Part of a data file
______________________________

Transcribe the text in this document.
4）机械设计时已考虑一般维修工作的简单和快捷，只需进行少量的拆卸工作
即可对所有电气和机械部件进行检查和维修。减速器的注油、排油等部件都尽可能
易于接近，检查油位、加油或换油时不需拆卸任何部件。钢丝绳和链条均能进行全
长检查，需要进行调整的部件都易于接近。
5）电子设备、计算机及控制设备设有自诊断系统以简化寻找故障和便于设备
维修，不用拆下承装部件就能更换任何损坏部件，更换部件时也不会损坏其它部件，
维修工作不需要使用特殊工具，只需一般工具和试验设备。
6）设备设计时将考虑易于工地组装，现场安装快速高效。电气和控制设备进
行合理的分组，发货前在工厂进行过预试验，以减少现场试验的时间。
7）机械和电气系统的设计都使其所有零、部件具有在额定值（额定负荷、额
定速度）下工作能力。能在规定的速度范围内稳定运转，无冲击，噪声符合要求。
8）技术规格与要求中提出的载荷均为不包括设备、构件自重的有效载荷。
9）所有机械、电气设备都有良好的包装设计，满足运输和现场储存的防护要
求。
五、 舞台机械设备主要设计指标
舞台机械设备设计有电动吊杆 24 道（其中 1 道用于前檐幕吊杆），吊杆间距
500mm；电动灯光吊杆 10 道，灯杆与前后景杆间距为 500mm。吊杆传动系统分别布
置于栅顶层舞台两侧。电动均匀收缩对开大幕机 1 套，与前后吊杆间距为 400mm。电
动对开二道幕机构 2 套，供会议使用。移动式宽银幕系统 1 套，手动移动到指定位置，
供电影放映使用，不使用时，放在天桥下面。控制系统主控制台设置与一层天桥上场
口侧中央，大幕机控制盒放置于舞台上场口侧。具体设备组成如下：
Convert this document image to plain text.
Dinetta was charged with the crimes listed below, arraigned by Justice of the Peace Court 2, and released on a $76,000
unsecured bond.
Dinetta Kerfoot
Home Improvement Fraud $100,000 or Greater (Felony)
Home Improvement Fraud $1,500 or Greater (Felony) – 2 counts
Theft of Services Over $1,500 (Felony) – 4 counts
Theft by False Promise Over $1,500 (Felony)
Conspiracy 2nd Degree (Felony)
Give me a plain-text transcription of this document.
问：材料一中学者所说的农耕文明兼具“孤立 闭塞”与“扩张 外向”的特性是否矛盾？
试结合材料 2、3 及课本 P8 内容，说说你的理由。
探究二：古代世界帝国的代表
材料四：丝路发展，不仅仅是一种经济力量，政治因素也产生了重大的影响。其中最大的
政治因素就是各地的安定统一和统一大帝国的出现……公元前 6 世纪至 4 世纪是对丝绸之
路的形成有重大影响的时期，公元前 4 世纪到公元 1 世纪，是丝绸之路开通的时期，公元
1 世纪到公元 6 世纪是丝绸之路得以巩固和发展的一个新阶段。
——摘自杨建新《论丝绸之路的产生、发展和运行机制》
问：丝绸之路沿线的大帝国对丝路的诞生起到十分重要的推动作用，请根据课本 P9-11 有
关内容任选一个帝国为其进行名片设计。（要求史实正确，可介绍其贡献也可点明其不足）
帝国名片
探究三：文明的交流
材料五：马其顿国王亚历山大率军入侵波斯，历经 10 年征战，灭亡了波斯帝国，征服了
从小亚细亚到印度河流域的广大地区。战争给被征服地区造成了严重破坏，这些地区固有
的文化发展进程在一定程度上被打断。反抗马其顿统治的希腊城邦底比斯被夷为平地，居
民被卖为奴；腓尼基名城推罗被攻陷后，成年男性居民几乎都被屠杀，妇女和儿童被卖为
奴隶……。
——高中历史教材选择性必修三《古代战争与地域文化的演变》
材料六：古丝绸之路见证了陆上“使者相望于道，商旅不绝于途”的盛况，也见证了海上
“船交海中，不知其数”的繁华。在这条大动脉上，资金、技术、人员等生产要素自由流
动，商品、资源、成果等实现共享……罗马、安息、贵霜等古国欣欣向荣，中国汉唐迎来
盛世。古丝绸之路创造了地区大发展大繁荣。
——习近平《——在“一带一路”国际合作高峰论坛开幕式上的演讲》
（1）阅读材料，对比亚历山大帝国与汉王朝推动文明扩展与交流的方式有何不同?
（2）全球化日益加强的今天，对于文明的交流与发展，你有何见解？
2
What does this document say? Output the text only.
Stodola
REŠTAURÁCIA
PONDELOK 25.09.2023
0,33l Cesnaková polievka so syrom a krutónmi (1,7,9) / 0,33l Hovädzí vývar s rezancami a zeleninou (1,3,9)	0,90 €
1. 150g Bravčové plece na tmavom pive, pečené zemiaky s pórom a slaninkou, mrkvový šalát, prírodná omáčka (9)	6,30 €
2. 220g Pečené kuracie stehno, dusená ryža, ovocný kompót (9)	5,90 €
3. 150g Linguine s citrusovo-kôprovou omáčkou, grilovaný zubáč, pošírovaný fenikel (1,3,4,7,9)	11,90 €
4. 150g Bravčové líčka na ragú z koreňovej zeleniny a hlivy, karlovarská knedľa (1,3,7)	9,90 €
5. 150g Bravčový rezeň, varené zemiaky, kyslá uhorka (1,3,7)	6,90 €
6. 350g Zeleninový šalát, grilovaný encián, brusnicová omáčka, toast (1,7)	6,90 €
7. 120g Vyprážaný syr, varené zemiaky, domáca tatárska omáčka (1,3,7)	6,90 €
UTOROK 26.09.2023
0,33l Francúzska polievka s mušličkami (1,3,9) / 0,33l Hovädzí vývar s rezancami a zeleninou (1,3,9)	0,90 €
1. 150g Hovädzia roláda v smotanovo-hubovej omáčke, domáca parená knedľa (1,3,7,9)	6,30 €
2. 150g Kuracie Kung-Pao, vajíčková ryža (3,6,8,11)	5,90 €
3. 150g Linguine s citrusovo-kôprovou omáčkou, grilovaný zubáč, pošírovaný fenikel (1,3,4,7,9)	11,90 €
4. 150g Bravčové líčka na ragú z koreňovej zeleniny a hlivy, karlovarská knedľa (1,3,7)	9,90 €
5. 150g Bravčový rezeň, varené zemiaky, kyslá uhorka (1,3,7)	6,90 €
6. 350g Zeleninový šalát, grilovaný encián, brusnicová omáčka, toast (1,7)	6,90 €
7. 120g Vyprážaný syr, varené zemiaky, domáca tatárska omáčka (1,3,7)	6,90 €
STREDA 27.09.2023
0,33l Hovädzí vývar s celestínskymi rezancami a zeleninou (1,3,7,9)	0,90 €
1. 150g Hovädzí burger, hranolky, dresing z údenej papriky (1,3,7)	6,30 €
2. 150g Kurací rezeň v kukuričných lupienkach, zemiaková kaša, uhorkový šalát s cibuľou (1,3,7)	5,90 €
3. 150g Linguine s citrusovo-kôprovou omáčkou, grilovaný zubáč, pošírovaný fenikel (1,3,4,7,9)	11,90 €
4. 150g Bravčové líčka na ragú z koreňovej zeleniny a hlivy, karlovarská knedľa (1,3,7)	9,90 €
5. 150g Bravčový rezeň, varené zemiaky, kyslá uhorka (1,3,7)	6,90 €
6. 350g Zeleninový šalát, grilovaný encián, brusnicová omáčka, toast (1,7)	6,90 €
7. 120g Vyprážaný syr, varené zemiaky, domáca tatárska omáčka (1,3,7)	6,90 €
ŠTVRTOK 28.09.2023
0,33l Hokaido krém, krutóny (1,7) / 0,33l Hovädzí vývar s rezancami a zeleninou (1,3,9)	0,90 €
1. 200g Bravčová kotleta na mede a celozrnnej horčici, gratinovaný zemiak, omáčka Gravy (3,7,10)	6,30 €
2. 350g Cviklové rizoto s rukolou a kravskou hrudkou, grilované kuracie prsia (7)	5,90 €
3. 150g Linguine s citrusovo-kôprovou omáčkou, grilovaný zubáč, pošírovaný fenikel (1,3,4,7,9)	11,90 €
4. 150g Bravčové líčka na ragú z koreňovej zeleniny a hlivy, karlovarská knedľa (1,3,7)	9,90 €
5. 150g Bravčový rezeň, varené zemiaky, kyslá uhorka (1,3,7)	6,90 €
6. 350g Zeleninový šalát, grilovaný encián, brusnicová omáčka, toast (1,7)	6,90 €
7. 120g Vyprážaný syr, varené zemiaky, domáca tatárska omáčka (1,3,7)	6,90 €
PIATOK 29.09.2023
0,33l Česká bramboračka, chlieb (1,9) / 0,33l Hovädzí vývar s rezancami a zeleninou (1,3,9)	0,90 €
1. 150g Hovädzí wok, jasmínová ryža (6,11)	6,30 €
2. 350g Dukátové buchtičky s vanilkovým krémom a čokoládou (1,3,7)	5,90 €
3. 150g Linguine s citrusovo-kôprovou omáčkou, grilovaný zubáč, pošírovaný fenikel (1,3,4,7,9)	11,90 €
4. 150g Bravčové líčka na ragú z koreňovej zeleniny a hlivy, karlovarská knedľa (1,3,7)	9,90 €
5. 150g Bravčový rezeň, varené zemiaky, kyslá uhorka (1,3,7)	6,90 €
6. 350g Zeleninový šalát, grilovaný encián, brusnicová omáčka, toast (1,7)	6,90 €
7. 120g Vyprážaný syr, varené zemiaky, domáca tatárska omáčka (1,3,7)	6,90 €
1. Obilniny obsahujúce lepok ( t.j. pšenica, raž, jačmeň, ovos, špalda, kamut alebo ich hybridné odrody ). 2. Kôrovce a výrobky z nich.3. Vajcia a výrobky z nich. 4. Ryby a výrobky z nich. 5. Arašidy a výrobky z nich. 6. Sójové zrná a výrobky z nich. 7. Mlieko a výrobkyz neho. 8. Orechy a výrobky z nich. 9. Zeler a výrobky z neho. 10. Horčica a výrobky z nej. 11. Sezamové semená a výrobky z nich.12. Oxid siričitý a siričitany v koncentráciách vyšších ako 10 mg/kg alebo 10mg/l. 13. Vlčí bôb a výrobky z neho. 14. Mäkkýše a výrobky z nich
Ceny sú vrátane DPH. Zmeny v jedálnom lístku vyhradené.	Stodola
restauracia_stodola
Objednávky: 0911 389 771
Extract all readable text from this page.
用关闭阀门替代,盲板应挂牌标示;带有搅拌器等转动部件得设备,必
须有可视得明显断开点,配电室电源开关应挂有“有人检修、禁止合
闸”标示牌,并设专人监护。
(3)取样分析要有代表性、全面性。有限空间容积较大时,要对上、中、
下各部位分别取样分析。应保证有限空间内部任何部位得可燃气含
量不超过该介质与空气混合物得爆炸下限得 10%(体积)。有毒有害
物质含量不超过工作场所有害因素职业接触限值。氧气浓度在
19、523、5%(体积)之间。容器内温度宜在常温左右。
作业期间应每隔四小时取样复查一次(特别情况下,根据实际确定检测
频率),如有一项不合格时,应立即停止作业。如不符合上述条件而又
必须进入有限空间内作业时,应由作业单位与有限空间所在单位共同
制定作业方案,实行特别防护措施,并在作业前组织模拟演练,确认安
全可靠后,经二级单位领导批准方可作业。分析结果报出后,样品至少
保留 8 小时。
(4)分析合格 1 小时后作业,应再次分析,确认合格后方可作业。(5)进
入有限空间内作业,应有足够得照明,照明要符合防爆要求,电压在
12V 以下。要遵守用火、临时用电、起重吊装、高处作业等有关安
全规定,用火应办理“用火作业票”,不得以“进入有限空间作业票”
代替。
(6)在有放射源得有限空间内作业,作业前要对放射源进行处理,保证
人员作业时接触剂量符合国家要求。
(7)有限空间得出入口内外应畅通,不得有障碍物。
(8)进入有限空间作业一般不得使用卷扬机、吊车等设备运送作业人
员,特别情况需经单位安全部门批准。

______________________________

_REQUIRED TASK_. Filter lines by "Home" and return each hit.

_SOLUTION BELOW_.
Home Improvement Fraud $100,000 or Greater (Felony)
Home Improvement Fraud $1,500 or Greater (Felony) – 2 counts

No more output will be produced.